- [Short exercise]
Exactly reproduce the lines from the one containing "Extract the structured" through the last line of the data, both ends included, leaving out pictures.

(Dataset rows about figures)
────────────────

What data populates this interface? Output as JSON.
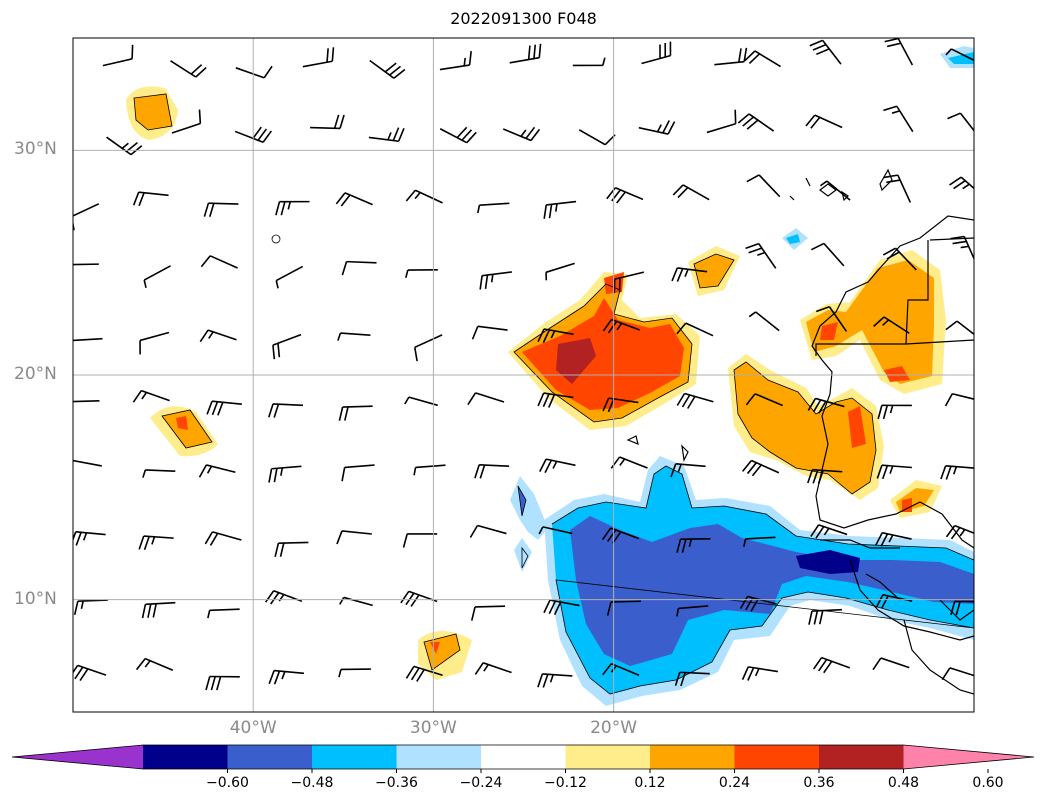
{
  "title": "2022091300 F048",
  "map": {
    "projection": "PlateCarree",
    "lon_range": [
      -50,
      0
    ],
    "lat_range": [
      5,
      35
    ],
    "lat_labels": [
      {
        "lat": 30,
        "text": "30°N"
      },
      {
        "lat": 20,
        "text": "20°N"
      },
      {
        "lat": 10,
        "text": "10°N"
      }
    ],
    "lon_labels": [
      {
        "lon": -40,
        "text": "40°W"
      },
      {
        "lon": -30,
        "text": "30°W"
      },
      {
        "lon": -20,
        "text": "20°W"
      }
    ],
    "gridlines": true
  },
  "colorbar": {
    "ticks": [
      "−0.60",
      "−0.48",
      "−0.36",
      "−0.24",
      "−0.12",
      "0.12",
      "0.24",
      "0.36",
      "0.48",
      "0.60"
    ],
    "colors": [
      "#9a32cd",
      "#00008b",
      "#3a5fcd",
      "#00bfff",
      "#b0e2ff",
      "#ffffff",
      "#ffec8b",
      "#ffa500",
      "#ff4500",
      "#b22222",
      "#ff82ab"
    ],
    "extend": "both"
  }
}
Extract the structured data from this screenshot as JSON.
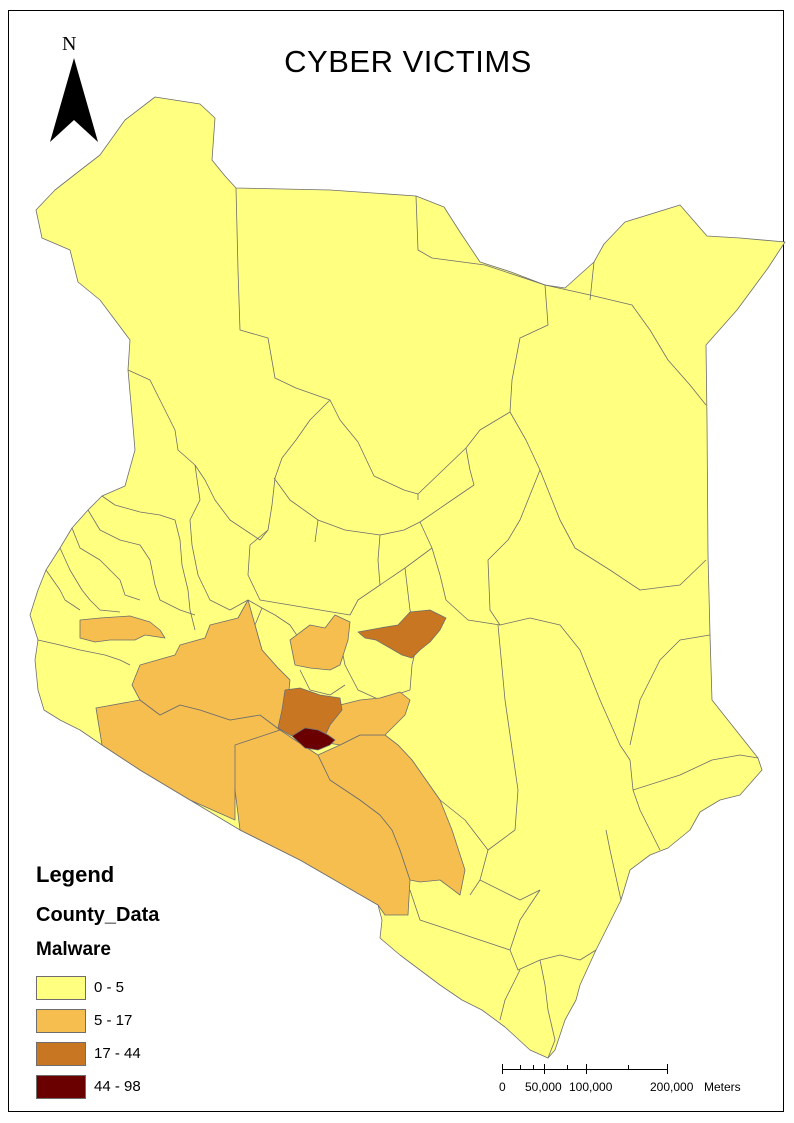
{
  "title": "CYBER VICTIMS",
  "north_arrow": {
    "label": "N",
    "icon": "north-arrow-icon"
  },
  "legend": {
    "title": "Legend",
    "layer": "County_Data",
    "field": "Malware",
    "classes": [
      {
        "label": "0 - 5",
        "color": "#ffff80"
      },
      {
        "label": "5 - 17",
        "color": "#f5be4f"
      },
      {
        "label": "17 - 44",
        "color": "#c87622"
      },
      {
        "label": "44 - 98",
        "color": "#6b0000"
      }
    ]
  },
  "scale_bar": {
    "labels": [
      "0",
      "50,000",
      "100,000",
      "200,000"
    ],
    "unit": "Meters"
  },
  "colors": {
    "boundary": "#6e6e6e",
    "class_0_5": "#ffff80",
    "class_5_17": "#f5be4f",
    "class_17_44": "#c87622",
    "class_44_98": "#6b0000"
  }
}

────────────────

- [The reply]
Extract the structured data from this screenshot as JSON.
{
  "title": "CYBER VICTIMS",
  "north_arrow": {
    "label": "N",
    "icon": "north-arrow-icon"
  },
  "legend": {
    "title": "Legend",
    "layer": "County_Data",
    "field": "Malware",
    "classes": [
      {
        "label": "0 - 5",
        "color": "#ffff80"
      },
      {
        "label": "5 - 17",
        "color": "#f5be4f"
      },
      {
        "label": "17 - 44",
        "color": "#c87622"
      },
      {
        "label": "44 - 98",
        "color": "#6b0000"
      }
    ]
  },
  "scale_bar": {
    "labels": [
      "0",
      "50,000",
      "100,000",
      "200,000"
    ],
    "unit": "Meters"
  },
  "colors": {
    "boundary": "#6e6e6e",
    "class_0_5": "#ffff80",
    "class_5_17": "#f5be4f",
    "class_17_44": "#c87622",
    "class_44_98": "#6b0000"
  }
}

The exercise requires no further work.